Items from a data source
........
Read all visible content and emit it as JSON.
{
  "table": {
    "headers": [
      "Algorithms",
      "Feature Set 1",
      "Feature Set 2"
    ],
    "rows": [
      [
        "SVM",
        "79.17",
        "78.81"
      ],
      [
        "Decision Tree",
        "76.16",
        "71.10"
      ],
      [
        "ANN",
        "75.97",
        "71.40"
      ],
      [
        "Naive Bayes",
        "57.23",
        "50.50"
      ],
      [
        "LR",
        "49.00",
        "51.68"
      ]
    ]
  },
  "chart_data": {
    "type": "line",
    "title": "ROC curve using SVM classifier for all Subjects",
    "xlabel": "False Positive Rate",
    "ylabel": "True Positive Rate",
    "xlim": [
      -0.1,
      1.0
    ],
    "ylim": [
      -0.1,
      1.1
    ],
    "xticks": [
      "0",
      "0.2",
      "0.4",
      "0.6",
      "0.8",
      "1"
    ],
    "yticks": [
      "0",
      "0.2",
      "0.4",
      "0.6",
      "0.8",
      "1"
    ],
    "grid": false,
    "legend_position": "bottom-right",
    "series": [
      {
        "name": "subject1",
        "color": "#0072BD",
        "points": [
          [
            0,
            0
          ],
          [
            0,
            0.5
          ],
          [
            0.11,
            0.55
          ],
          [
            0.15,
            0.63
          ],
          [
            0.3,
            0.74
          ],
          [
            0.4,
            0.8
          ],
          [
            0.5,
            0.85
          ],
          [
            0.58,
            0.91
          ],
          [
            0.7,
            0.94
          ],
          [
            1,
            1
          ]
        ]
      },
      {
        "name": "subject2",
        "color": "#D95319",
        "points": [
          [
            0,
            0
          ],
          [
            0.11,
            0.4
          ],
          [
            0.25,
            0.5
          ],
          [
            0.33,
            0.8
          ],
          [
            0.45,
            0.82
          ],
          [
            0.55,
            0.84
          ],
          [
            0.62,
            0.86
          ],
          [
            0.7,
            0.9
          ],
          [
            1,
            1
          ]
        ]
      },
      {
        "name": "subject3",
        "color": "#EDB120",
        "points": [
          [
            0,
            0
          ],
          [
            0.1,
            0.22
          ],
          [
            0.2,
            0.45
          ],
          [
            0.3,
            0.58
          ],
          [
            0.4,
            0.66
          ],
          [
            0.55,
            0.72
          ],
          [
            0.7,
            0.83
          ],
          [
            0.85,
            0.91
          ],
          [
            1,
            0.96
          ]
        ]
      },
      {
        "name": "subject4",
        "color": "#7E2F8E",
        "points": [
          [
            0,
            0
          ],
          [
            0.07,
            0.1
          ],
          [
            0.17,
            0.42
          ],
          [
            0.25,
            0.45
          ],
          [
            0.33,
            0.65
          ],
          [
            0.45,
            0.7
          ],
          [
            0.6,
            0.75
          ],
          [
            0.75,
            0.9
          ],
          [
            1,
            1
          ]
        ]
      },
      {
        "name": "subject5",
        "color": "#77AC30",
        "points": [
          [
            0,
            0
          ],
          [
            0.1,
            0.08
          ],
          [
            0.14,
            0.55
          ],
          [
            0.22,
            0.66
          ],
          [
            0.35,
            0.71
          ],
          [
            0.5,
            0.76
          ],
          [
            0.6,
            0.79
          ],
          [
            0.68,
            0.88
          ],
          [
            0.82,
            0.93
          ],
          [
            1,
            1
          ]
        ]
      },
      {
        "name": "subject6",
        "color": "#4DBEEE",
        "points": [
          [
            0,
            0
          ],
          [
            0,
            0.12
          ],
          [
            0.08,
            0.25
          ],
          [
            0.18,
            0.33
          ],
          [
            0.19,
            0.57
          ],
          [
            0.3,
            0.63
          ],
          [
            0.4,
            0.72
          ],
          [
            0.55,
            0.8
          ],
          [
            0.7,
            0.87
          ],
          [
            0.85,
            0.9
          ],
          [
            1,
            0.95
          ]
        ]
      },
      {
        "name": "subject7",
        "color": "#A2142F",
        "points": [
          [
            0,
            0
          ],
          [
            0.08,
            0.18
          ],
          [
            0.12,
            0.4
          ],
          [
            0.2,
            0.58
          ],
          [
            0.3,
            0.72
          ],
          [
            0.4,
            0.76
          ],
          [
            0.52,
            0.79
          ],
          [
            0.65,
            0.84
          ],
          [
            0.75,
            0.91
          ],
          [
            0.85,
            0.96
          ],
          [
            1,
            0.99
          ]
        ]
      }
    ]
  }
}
........
» The request
Find the word "name" in the records and pull out each line that has it.

» Answer to this problem
        "name": "subject1",
        "name": "subject2",
        "name": "subject3",
        "name": "subject4",
        "name": "subject5",
        "name": "subject6",
        "name": "subject7",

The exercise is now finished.